## EXERCISE
Return the whole listing exactly as it stands.
start DATASET
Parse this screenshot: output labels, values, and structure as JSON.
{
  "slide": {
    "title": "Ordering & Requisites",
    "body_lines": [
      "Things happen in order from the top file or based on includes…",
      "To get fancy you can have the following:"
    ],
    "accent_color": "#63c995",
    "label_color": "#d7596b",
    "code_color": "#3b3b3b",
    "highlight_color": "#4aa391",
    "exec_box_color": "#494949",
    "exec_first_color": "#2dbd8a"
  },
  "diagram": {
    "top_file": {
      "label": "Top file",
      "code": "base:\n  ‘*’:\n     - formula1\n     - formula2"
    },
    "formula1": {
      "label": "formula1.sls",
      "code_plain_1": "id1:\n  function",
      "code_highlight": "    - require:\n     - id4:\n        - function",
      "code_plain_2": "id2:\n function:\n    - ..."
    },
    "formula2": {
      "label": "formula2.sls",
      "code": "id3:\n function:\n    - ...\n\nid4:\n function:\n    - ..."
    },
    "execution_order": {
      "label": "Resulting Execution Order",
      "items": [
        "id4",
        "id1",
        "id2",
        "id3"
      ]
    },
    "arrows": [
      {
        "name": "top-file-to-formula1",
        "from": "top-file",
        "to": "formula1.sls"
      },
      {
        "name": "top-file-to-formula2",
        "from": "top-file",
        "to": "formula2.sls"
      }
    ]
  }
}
end DATASET
## REPLY TO THE TASK
Parse this screenshot: output labels, values, and structure as JSON.
{
  "slide": {
    "title": "Ordering & Requisites",
    "body_lines": [
      "Things happen in order from the top file or based on includes…",
      "To get fancy you can have the following:"
    ],
    "accent_color": "#63c995",
    "label_color": "#d7596b",
    "code_color": "#3b3b3b",
    "highlight_color": "#4aa391",
    "exec_box_color": "#494949",
    "exec_first_color": "#2dbd8a"
  },
  "diagram": {
    "top_file": {
      "label": "Top file",
      "code": "base:\n  ‘*’:\n     - formula1\n     - formula2"
    },
    "formula1": {
      "label": "formula1.sls",
      "code_plain_1": "id1:\n  function",
      "code_highlight": "    - require:\n     - id4:\n        - function",
      "code_plain_2": "id2:\n function:\n    - ..."
    },
    "formula2": {
      "label": "formula2.sls",
      "code": "id3:\n function:\n    - ...\n\nid4:\n function:\n    - ..."
    },
    "execution_order": {
      "label": "Resulting Execution Order",
      "items": [
        "id4",
        "id1",
        "id2",
        "id3"
      ]
    },
    "arrows": [
      {
        "name": "top-file-to-formula1",
        "from": "top-file",
        "to": "formula1.sls"
      },
      {
        "name": "top-file-to-formula2",
        "from": "top-file",
        "to": "formula2.sls"
      }
    ]
  }
}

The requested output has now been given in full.